The task:
From the listing below, select every line where the word "Salvadorans" appears.

.....

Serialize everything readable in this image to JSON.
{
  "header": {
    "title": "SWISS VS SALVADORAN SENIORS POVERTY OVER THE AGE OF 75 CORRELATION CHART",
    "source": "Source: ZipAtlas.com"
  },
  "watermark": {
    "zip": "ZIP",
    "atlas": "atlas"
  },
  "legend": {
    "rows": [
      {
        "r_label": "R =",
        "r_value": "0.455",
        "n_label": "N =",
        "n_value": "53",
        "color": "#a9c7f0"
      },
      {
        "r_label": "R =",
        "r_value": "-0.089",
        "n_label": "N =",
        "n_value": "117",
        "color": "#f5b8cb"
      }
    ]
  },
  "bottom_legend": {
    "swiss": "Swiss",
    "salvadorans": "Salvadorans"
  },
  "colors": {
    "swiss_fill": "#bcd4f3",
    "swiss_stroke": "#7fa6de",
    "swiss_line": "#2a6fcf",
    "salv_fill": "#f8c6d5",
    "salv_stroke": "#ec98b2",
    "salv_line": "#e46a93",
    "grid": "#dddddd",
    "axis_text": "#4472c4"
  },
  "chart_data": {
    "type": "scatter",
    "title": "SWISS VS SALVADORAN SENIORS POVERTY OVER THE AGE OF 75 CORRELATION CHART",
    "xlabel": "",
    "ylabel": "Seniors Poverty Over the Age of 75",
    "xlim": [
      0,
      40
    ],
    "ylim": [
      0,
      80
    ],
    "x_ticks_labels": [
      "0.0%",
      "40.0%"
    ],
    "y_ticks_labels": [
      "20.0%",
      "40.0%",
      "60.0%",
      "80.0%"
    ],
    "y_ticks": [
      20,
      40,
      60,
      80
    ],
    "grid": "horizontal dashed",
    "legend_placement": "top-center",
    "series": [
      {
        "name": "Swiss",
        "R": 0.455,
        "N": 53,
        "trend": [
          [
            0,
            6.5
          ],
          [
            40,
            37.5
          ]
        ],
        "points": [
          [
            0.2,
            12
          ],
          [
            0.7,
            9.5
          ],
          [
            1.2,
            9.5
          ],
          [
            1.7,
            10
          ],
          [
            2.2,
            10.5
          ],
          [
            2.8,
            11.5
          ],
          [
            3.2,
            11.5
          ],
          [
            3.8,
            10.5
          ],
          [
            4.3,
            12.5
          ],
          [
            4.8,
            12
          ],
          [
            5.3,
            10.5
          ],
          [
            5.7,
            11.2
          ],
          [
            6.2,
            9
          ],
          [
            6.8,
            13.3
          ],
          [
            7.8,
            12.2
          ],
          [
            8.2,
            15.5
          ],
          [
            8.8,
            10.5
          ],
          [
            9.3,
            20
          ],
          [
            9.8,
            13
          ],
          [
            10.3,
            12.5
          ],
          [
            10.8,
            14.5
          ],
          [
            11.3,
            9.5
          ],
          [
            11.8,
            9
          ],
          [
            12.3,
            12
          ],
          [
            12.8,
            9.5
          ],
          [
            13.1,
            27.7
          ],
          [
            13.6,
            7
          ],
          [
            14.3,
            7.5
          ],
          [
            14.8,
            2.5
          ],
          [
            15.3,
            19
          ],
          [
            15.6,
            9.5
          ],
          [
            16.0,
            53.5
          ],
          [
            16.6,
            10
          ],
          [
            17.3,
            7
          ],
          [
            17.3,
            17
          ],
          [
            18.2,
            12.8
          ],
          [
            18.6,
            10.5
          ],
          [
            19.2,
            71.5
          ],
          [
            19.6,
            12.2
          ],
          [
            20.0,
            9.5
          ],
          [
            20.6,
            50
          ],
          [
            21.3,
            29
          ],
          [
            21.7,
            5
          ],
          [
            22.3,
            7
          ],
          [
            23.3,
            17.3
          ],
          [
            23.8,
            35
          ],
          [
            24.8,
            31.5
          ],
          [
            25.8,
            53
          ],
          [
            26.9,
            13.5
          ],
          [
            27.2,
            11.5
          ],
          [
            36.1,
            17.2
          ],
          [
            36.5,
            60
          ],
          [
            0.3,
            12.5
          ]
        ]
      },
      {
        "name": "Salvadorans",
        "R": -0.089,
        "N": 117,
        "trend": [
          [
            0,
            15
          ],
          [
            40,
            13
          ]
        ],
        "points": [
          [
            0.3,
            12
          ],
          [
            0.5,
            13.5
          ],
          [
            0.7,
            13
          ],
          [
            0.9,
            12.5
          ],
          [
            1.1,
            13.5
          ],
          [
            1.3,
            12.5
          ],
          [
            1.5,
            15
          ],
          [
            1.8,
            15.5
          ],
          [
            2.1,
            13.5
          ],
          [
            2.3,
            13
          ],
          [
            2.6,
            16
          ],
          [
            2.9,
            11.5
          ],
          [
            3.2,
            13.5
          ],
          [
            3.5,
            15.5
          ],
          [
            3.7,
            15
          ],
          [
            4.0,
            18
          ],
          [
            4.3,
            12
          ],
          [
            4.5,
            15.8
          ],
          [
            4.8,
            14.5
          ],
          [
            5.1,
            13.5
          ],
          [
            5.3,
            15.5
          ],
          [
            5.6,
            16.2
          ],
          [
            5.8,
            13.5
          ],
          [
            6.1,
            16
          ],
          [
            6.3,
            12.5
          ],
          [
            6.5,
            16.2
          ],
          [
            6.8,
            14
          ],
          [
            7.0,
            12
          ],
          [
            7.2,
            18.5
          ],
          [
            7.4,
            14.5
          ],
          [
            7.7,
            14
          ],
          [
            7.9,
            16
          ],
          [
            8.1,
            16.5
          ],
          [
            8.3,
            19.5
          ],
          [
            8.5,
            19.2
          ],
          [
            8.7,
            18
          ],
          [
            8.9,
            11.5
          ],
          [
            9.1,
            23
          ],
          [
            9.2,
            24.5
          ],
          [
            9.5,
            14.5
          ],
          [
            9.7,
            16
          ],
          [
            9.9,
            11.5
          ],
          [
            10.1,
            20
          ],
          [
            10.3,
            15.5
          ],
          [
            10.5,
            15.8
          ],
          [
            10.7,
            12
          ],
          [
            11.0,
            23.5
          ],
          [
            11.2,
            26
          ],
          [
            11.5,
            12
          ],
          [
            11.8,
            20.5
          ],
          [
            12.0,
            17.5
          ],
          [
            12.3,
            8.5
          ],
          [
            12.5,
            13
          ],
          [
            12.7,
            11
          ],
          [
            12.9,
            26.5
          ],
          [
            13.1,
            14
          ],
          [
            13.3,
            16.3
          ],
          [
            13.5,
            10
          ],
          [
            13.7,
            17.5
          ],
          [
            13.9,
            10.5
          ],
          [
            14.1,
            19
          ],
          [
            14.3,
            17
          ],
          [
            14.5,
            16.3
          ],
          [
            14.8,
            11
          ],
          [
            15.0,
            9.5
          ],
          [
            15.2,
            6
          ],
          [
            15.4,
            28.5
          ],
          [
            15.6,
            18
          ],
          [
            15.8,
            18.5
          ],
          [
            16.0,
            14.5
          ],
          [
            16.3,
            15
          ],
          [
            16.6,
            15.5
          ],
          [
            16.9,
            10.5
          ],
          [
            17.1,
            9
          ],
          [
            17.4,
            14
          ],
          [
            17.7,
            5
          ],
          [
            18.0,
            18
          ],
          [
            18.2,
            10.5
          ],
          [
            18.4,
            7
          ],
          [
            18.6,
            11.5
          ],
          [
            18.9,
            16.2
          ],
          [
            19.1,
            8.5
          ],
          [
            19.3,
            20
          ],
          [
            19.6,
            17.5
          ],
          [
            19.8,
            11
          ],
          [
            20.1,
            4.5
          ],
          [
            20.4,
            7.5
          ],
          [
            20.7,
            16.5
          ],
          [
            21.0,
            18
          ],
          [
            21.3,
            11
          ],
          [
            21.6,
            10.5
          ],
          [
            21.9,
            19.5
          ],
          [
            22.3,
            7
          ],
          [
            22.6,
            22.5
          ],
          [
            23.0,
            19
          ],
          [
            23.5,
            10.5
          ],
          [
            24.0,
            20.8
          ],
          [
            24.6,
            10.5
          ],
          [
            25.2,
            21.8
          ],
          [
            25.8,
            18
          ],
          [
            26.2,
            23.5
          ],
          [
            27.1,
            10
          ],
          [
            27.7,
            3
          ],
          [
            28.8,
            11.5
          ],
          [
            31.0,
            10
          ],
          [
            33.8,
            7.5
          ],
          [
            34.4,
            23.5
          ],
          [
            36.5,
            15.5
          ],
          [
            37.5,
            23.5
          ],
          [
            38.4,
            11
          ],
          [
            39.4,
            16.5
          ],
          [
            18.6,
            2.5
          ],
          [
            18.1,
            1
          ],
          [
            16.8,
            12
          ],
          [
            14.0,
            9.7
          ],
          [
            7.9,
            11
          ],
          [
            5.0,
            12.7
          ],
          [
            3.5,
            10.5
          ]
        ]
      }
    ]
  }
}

.....

Written response:
    "salvadorans": "Salvadorans"
        "name": "Salvadorans",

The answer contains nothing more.